Data records
* START *

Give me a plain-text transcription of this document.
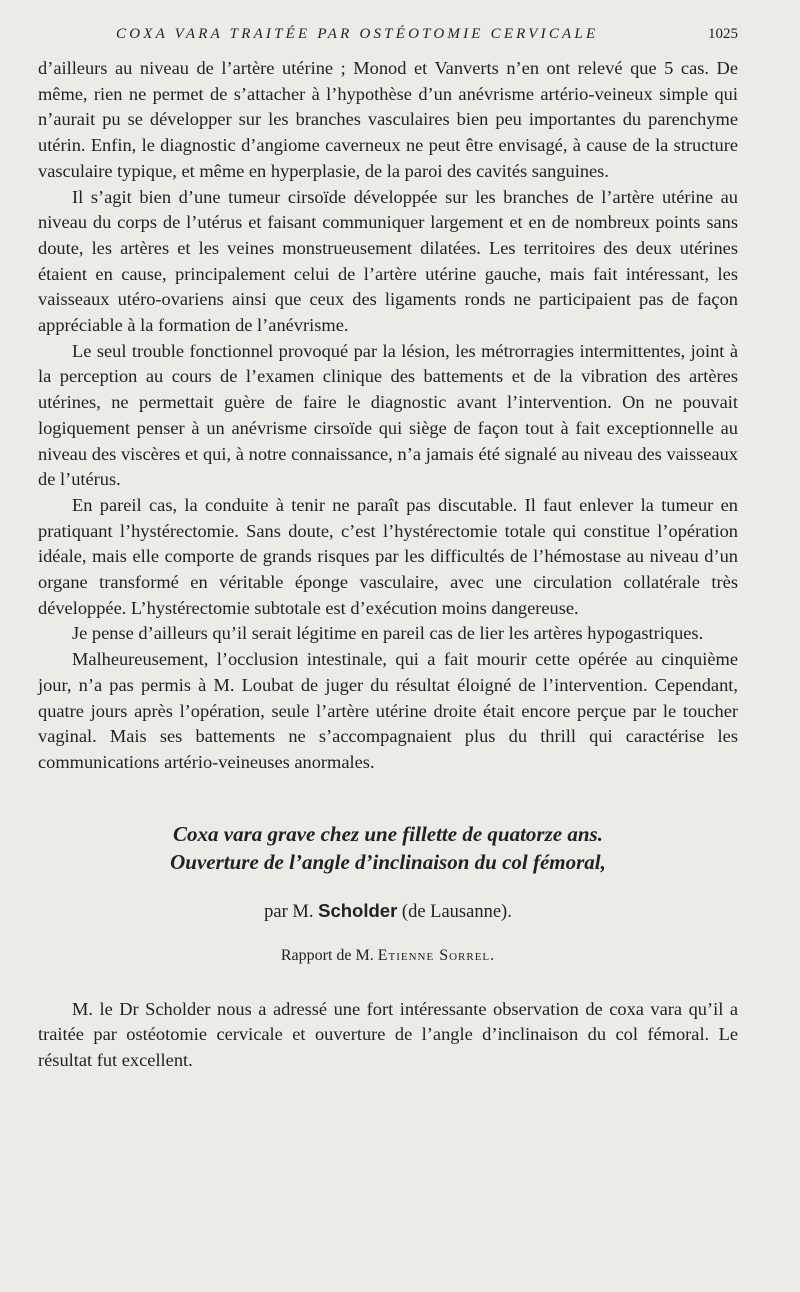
COXA VARA TRAITÉE PAR OSTÉOTOMIE CERVICALE	1025

d’ailleurs au niveau de l’artère utérine ; Monod et Vanverts n’en ont relevé que 5 cas. De même, rien ne permet de s’attacher à l’hypothèse d’un anévrisme artério-veineux simple qui n’aurait pu se développer sur les branches vasculaires bien peu importantes du parenchyme utérin. Enfin, le diagnostic d’angiome caverneux ne peut être envisagé, à cause de la structure vasculaire typique, et même en hyperplasie, de la paroi des cavités sanguines.

Il s’agit bien d’une tumeur cirsoïde développée sur les branches de l’artère utérine au niveau du corps de l’utérus et faisant communiquer largement et en de nombreux points sans doute, les artères et les veines monstrueusement dilatées. Les territoires des deux utérines étaient en cause, principalement celui de l’artère utérine gauche, mais fait intéressant, les vaisseaux utéro-ovariens ainsi que ceux des ligaments ronds ne participaient pas de façon appréciable à la formation de l’anévrisme.

Le seul trouble fonctionnel provoqué par la lésion, les métrorragies intermittentes, joint à la perception au cours de l’examen clinique des battements et de la vibration des artères utérines, ne permettait guère de faire le diagnostic avant l’intervention. On ne pouvait logiquement penser à un anévrisme cirsoïde qui siège de façon tout à fait exceptionnelle au niveau des viscères et qui, à notre connaissance, n’a jamais été signalé au niveau des vaisseaux de l’utérus.

En pareil cas, la conduite à tenir ne paraît pas discutable. Il faut enlever la tumeur en pratiquant l’hystérectomie. Sans doute, c’est l’hystérectomie totale qui constitue l’opération idéale, mais elle comporte de grands risques par les difficultés de l’hémostase au niveau d’un organe transformé en véritable éponge vasculaire, avec une circulation collatérale très développée. L’hystérectomie subtotale est d’exécution moins dangereuse.

Je pense d’ailleurs qu’il serait légitime en pareil cas de lier les artères hypogastriques.

Malheureusement, l’occlusion intestinale, qui a fait mourir cette opérée au cinquième jour, n’a pas permis à M. Loubat de juger du résultat éloigné de l’intervention. Cependant, quatre jours après l’opération, seule l’artère utérine droite était encore perçue par le toucher vaginal. Mais ses battements ne s’accompagnaient plus du thrill qui caractérise les communications artério-veineuses anormales.

Coxa vara grave chez une fillette de quatorze ans.
Ouverture de l’angle d’inclinaison du col fémoral,
par M. Scholder (de Lausanne).
Rapport de M. Etienne Sorrel.

M. le Dr Scholder nous a adressé une fort intéressante observation de coxa vara qu’il a traitée par ostéotomie cervicale et ouverture de l’angle d’inclinaison du col fémoral. Le résultat fut excellent.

* END *

§ Exercise instructions
Every record is to be reproduced exactly, with no pictures included.

§ Complete output
Give me a plain-text transcription of this document.
COXA VARA TRAITÉE PAR OSTÉOTOMIE CERVICALE	1025

d’ailleurs au niveau de l’artère utérine ; Monod et Vanverts n’en ont relevé que 5 cas. De même, rien ne permet de s’attacher à l’hypothèse d’un anévrisme artério-veineux simple qui n’aurait pu se développer sur les branches vasculaires bien peu importantes du parenchyme utérin. Enfin, le diagnostic d’angiome caverneux ne peut être envisagé, à cause de la structure vasculaire typique, et même en hyperplasie, de la paroi des cavités sanguines.

Il s’agit bien d’une tumeur cirsoïde développée sur les branches de l’artère utérine au niveau du corps de l’utérus et faisant communiquer largement et en de nombreux points sans doute, les artères et les veines monstrueusement dilatées. Les territoires des deux utérines étaient en cause, principalement celui de l’artère utérine gauche, mais fait intéressant, les vaisseaux utéro-ovariens ainsi que ceux des ligaments ronds ne participaient pas de façon appréciable à la formation de l’anévrisme.

Le seul trouble fonctionnel provoqué par la lésion, les métrorragies intermittentes, joint à la perception au cours de l’examen clinique des battements et de la vibration des artères utérines, ne permettait guère de faire le diagnostic avant l’intervention. On ne pouvait logiquement penser à un anévrisme cirsoïde qui siège de façon tout à fait exceptionnelle au niveau des viscères et qui, à notre connaissance, n’a jamais été signalé au niveau des vaisseaux de l’utérus.

En pareil cas, la conduite à tenir ne paraît pas discutable. Il faut enlever la tumeur en pratiquant l’hystérectomie. Sans doute, c’est l’hystérectomie totale qui constitue l’opération idéale, mais elle comporte de grands risques par les difficultés de l’hémostase au niveau d’un organe transformé en véritable éponge vasculaire, avec une circulation collatérale très développée. L’hystérectomie subtotale est d’exécution moins dangereuse.

Je pense d’ailleurs qu’il serait légitime en pareil cas de lier les artères hypogastriques.

Malheureusement, l’occlusion intestinale, qui a fait mourir cette opérée au cinquième jour, n’a pas permis à M. Loubat de juger du résultat éloigné de l’intervention. Cependant, quatre jours après l’opération, seule l’artère utérine droite était encore perçue par le toucher vaginal. Mais ses battements ne s’accompagnaient plus du thrill qui caractérise les communications artério-veineuses anormales.

Coxa vara grave chez une fillette de quatorze ans.
Ouverture de l’angle d’inclinaison du col fémoral,
par M. Scholder (de Lausanne).
Rapport de M. Etienne Sorrel.

M. le Dr Scholder nous a adressé une fort intéressante observation de coxa vara qu’il a traitée par ostéotomie cervicale et ouverture de l’angle d’inclinaison du col fémoral. Le résultat fut excellent.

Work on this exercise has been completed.